◆ **SUPPLIED DATA**

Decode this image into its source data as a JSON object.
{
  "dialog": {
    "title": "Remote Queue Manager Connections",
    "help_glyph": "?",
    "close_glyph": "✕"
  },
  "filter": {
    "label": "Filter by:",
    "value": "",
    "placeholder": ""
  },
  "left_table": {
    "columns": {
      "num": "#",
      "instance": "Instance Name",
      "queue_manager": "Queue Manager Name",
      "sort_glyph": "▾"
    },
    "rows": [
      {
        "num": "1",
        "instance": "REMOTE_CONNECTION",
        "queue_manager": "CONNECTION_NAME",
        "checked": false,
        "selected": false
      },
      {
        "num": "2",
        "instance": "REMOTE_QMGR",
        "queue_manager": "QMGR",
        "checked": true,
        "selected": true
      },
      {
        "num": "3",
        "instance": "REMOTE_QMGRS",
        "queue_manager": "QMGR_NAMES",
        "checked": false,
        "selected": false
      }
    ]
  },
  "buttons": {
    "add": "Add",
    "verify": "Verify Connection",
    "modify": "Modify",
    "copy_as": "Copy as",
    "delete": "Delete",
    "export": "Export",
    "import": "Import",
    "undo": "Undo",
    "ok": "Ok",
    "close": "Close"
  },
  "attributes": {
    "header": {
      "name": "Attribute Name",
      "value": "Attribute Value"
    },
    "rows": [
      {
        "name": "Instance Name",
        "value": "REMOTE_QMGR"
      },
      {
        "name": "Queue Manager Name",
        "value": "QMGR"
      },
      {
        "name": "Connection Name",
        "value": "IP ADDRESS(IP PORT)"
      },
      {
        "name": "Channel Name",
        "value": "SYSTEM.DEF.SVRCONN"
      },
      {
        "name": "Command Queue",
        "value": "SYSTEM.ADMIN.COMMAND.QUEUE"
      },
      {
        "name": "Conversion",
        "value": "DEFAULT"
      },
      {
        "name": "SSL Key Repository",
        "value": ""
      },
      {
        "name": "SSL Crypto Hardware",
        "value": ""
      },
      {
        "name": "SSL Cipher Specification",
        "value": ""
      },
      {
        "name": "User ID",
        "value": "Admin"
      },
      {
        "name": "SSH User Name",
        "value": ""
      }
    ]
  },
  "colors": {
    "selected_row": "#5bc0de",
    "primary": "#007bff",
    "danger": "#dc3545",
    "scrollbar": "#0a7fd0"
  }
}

◆ **REQUIREMENTS**
Would you reproduce the material above in full, exactly as given?

◆ **ANSWER IN FULL**
Decode this image into its source data as a JSON object.
{
  "dialog": {
    "title": "Remote Queue Manager Connections",
    "help_glyph": "?",
    "close_glyph": "✕"
  },
  "filter": {
    "label": "Filter by:",
    "value": "",
    "placeholder": ""
  },
  "left_table": {
    "columns": {
      "num": "#",
      "instance": "Instance Name",
      "queue_manager": "Queue Manager Name",
      "sort_glyph": "▾"
    },
    "rows": [
      {
        "num": "1",
        "instance": "REMOTE_CONNECTION",
        "queue_manager": "CONNECTION_NAME",
        "checked": false,
        "selected": false
      },
      {
        "num": "2",
        "instance": "REMOTE_QMGR",
        "queue_manager": "QMGR",
        "checked": true,
        "selected": true
      },
      {
        "num": "3",
        "instance": "REMOTE_QMGRS",
        "queue_manager": "QMGR_NAMES",
        "checked": false,
        "selected": false
      }
    ]
  },
  "buttons": {
    "add": "Add",
    "verify": "Verify Connection",
    "modify": "Modify",
    "copy_as": "Copy as",
    "delete": "Delete",
    "export": "Export",
    "import": "Import",
    "undo": "Undo",
    "ok": "Ok",
    "close": "Close"
  },
  "attributes": {
    "header": {
      "name": "Attribute Name",
      "value": "Attribute Value"
    },
    "rows": [
      {
        "name": "Instance Name",
        "value": "REMOTE_QMGR"
      },
      {
        "name": "Queue Manager Name",
        "value": "QMGR"
      },
      {
        "name": "Connection Name",
        "value": "IP ADDRESS(IP PORT)"
      },
      {
        "name": "Channel Name",
        "value": "SYSTEM.DEF.SVRCONN"
      },
      {
        "name": "Command Queue",
        "value": "SYSTEM.ADMIN.COMMAND.QUEUE"
      },
      {
        "name": "Conversion",
        "value": "DEFAULT"
      },
      {
        "name": "SSL Key Repository",
        "value": ""
      },
      {
        "name": "SSL Crypto Hardware",
        "value": ""
      },
      {
        "name": "SSL Cipher Specification",
        "value": ""
      },
      {
        "name": "User ID",
        "value": "Admin"
      },
      {
        "name": "SSH User Name",
        "value": ""
      }
    ]
  },
  "colors": {
    "selected_row": "#5bc0de",
    "primary": "#007bff",
    "danger": "#dc3545",
    "scrollbar": "#0a7fd0"
  }
}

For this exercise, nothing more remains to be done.